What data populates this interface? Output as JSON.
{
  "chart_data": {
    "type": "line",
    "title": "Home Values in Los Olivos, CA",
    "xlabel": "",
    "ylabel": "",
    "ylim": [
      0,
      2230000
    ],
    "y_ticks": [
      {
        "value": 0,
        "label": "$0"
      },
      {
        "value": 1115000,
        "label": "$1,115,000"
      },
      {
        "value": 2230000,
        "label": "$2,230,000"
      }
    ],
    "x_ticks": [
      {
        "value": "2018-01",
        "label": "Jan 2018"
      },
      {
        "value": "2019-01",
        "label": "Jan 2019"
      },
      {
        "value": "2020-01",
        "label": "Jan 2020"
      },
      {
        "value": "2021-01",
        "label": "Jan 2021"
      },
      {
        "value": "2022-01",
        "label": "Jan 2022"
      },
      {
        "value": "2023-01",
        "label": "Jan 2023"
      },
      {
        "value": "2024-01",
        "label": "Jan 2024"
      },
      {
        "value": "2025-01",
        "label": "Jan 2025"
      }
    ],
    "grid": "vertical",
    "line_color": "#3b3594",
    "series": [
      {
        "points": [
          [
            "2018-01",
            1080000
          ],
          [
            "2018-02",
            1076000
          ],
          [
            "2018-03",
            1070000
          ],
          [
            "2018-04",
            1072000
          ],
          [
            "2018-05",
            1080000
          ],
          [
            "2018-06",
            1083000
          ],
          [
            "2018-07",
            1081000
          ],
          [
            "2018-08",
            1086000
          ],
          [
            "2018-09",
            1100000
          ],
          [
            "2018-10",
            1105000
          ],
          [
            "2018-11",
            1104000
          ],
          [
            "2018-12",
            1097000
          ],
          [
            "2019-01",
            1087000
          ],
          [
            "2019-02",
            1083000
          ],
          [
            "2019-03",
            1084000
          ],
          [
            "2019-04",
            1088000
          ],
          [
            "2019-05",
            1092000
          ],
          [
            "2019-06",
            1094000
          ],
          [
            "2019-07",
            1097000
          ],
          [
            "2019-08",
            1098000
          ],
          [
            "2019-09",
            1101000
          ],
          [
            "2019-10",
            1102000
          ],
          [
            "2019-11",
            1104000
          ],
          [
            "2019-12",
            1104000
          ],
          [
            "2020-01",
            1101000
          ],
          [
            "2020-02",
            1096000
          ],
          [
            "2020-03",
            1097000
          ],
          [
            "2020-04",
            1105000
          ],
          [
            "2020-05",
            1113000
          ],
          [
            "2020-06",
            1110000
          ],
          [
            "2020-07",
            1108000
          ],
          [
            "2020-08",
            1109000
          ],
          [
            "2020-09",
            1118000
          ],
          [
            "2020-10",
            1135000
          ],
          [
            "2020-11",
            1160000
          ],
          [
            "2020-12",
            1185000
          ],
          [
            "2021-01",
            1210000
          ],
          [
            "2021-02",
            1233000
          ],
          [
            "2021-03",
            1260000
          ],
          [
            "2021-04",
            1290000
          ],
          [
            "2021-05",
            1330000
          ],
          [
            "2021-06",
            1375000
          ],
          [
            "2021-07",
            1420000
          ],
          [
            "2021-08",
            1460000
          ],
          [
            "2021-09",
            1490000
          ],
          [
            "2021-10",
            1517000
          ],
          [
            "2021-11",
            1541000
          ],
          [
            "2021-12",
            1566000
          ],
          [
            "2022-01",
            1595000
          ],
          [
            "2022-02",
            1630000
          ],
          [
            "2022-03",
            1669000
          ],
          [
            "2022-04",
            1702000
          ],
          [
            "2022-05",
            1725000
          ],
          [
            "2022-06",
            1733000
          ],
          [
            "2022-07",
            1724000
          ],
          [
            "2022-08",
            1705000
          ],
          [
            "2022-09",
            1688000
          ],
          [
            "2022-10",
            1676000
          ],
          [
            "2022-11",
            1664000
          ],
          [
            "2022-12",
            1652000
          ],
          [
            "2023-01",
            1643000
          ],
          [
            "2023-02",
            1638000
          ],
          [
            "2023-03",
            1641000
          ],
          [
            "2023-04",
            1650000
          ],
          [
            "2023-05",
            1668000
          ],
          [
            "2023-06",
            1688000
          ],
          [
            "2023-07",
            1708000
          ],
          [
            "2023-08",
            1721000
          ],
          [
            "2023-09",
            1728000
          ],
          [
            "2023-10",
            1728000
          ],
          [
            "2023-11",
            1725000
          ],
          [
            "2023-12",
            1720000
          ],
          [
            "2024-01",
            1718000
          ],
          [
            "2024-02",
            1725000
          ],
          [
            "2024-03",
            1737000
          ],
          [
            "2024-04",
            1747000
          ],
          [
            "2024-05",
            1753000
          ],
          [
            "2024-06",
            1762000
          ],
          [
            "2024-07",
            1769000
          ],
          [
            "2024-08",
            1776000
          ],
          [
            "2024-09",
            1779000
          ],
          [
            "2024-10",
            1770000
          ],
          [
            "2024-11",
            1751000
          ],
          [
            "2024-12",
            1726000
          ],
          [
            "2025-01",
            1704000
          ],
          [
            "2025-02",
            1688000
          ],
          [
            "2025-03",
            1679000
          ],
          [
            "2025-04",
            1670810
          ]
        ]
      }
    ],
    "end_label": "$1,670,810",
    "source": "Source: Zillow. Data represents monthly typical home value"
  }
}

• • • • • • •

**EXERCISE BRIEF**
Using the data above, output each line exactly.

**WRITTEN RESPONSE**
What data populates this interface? Output as JSON.
{
  "chart_data": {
    "type": "line",
    "title": "Home Values in Los Olivos, CA",
    "xlabel": "",
    "ylabel": "",
    "ylim": [
      0,
      2230000
    ],
    "y_ticks": [
      {
        "value": 0,
        "label": "$0"
      },
      {
        "value": 1115000,
        "label": "$1,115,000"
      },
      {
        "value": 2230000,
        "label": "$2,230,000"
      }
    ],
    "x_ticks": [
      {
        "value": "2018-01",
        "label": "Jan 2018"
      },
      {
        "value": "2019-01",
        "label": "Jan 2019"
      },
      {
        "value": "2020-01",
        "label": "Jan 2020"
      },
      {
        "value": "2021-01",
        "label": "Jan 2021"
      },
      {
        "value": "2022-01",
        "label": "Jan 2022"
      },
      {
        "value": "2023-01",
        "label": "Jan 2023"
      },
      {
        "value": "2024-01",
        "label": "Jan 2024"
      },
      {
        "value": "2025-01",
        "label": "Jan 2025"
      }
    ],
    "grid": "vertical",
    "line_color": "#3b3594",
    "series": [
      {
        "points": [
          [
            "2018-01",
            1080000
          ],
          [
            "2018-02",
            1076000
          ],
          [
            "2018-03",
            1070000
          ],
          [
            "2018-04",
            1072000
          ],
          [
            "2018-05",
            1080000
          ],
          [
            "2018-06",
            1083000
          ],
          [
            "2018-07",
            1081000
          ],
          [
            "2018-08",
            1086000
          ],
          [
            "2018-09",
            1100000
          ],
          [
            "2018-10",
            1105000
          ],
          [
            "2018-11",
            1104000
          ],
          [
            "2018-12",
            1097000
          ],
          [
            "2019-01",
            1087000
          ],
          [
            "2019-02",
            1083000
          ],
          [
            "2019-03",
            1084000
          ],
          [
            "2019-04",
            1088000
          ],
          [
            "2019-05",
            1092000
          ],
          [
            "2019-06",
            1094000
          ],
          [
            "2019-07",
            1097000
          ],
          [
            "2019-08",
            1098000
          ],
          [
            "2019-09",
            1101000
          ],
          [
            "2019-10",
            1102000
          ],
          [
            "2019-11",
            1104000
          ],
          [
            "2019-12",
            1104000
          ],
          [
            "2020-01",
            1101000
          ],
          [
            "2020-02",
            1096000
          ],
          [
            "2020-03",
            1097000
          ],
          [
            "2020-04",
            1105000
          ],
          [
            "2020-05",
            1113000
          ],
          [
            "2020-06",
            1110000
          ],
          [
            "2020-07",
            1108000
          ],
          [
            "2020-08",
            1109000
          ],
          [
            "2020-09",
            1118000
          ],
          [
            "2020-10",
            1135000
          ],
          [
            "2020-11",
            1160000
          ],
          [
            "2020-12",
            1185000
          ],
          [
            "2021-01",
            1210000
          ],
          [
            "2021-02",
            1233000
          ],
          [
            "2021-03",
            1260000
          ],
          [
            "2021-04",
            1290000
          ],
          [
            "2021-05",
            1330000
          ],
          [
            "2021-06",
            1375000
          ],
          [
            "2021-07",
            1420000
          ],
          [
            "2021-08",
            1460000
          ],
          [
            "2021-09",
            1490000
          ],
          [
            "2021-10",
            1517000
          ],
          [
            "2021-11",
            1541000
          ],
          [
            "2021-12",
            1566000
          ],
          [
            "2022-01",
            1595000
          ],
          [
            "2022-02",
            1630000
          ],
          [
            "2022-03",
            1669000
          ],
          [
            "2022-04",
            1702000
          ],
          [
            "2022-05",
            1725000
          ],
          [
            "2022-06",
            1733000
          ],
          [
            "2022-07",
            1724000
          ],
          [
            "2022-08",
            1705000
          ],
          [
            "2022-09",
            1688000
          ],
          [
            "2022-10",
            1676000
          ],
          [
            "2022-11",
            1664000
          ],
          [
            "2022-12",
            1652000
          ],
          [
            "2023-01",
            1643000
          ],
          [
            "2023-02",
            1638000
          ],
          [
            "2023-03",
            1641000
          ],
          [
            "2023-04",
            1650000
          ],
          [
            "2023-05",
            1668000
          ],
          [
            "2023-06",
            1688000
          ],
          [
            "2023-07",
            1708000
          ],
          [
            "2023-08",
            1721000
          ],
          [
            "2023-09",
            1728000
          ],
          [
            "2023-10",
            1728000
          ],
          [
            "2023-11",
            1725000
          ],
          [
            "2023-12",
            1720000
          ],
          [
            "2024-01",
            1718000
          ],
          [
            "2024-02",
            1725000
          ],
          [
            "2024-03",
            1737000
          ],
          [
            "2024-04",
            1747000
          ],
          [
            "2024-05",
            1753000
          ],
          [
            "2024-06",
            1762000
          ],
          [
            "2024-07",
            1769000
          ],
          [
            "2024-08",
            1776000
          ],
          [
            "2024-09",
            1779000
          ],
          [
            "2024-10",
            1770000
          ],
          [
            "2024-11",
            1751000
          ],
          [
            "2024-12",
            1726000
          ],
          [
            "2025-01",
            1704000
          ],
          [
            "2025-02",
            1688000
          ],
          [
            "2025-03",
            1679000
          ],
          [
            "2025-04",
            1670810
          ]
        ]
      }
    ],
    "end_label": "$1,670,810",
    "source": "Source: Zillow. Data represents monthly typical home value"
  }
}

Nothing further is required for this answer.